Extracted records:
▬▬▬
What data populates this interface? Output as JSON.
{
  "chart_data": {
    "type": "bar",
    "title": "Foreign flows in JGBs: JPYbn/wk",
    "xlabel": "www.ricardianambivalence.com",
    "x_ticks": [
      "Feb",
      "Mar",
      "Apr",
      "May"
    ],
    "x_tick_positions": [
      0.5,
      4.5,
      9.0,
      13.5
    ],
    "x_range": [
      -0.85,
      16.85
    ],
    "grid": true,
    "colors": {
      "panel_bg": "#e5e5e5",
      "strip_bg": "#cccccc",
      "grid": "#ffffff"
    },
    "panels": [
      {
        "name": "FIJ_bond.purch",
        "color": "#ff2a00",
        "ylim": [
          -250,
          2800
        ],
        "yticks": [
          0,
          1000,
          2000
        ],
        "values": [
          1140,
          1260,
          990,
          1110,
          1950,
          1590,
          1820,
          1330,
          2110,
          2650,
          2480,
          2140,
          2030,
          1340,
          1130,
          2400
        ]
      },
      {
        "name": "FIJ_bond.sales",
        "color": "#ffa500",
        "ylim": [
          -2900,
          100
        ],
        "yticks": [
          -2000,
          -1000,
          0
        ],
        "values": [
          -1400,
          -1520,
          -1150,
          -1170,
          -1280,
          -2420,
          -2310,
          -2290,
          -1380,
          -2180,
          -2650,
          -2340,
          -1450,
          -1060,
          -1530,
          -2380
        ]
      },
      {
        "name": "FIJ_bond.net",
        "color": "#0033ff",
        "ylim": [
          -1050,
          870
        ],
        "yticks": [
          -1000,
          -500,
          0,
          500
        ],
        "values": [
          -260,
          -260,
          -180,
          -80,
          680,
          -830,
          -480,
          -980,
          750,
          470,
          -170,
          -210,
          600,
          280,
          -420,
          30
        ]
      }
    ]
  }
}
▬▬▬
REQUIRED WORK: Your task is to quote all of the data word for word.

RIGHT ANSWER:
What data populates this interface? Output as JSON.
{
  "chart_data": {
    "type": "bar",
    "title": "Foreign flows in JGBs: JPYbn/wk",
    "xlabel": "www.ricardianambivalence.com",
    "x_ticks": [
      "Feb",
      "Mar",
      "Apr",
      "May"
    ],
    "x_tick_positions": [
      0.5,
      4.5,
      9.0,
      13.5
    ],
    "x_range": [
      -0.85,
      16.85
    ],
    "grid": true,
    "colors": {
      "panel_bg": "#e5e5e5",
      "strip_bg": "#cccccc",
      "grid": "#ffffff"
    },
    "panels": [
      {
        "name": "FIJ_bond.purch",
        "color": "#ff2a00",
        "ylim": [
          -250,
          2800
        ],
        "yticks": [
          0,
          1000,
          2000
        ],
        "values": [
          1140,
          1260,
          990,
          1110,
          1950,
          1590,
          1820,
          1330,
          2110,
          2650,
          2480,
          2140,
          2030,
          1340,
          1130,
          2400
        ]
      },
      {
        "name": "FIJ_bond.sales",
        "color": "#ffa500",
        "ylim": [
          -2900,
          100
        ],
        "yticks": [
          -2000,
          -1000,
          0
        ],
        "values": [
          -1400,
          -1520,
          -1150,
          -1170,
          -1280,
          -2420,
          -2310,
          -2290,
          -1380,
          -2180,
          -2650,
          -2340,
          -1450,
          -1060,
          -1530,
          -2380
        ]
      },
      {
        "name": "FIJ_bond.net",
        "color": "#0033ff",
        "ylim": [
          -1050,
          870
        ],
        "yticks": [
          -1000,
          -500,
          0,
          500
        ],
        "values": [
          -260,
          -260,
          -180,
          -80,
          680,
          -830,
          -480,
          -980,
          750,
          470,
          -170,
          -210,
          600,
          280,
          -420,
          30
        ]
      }
    ]
  }
}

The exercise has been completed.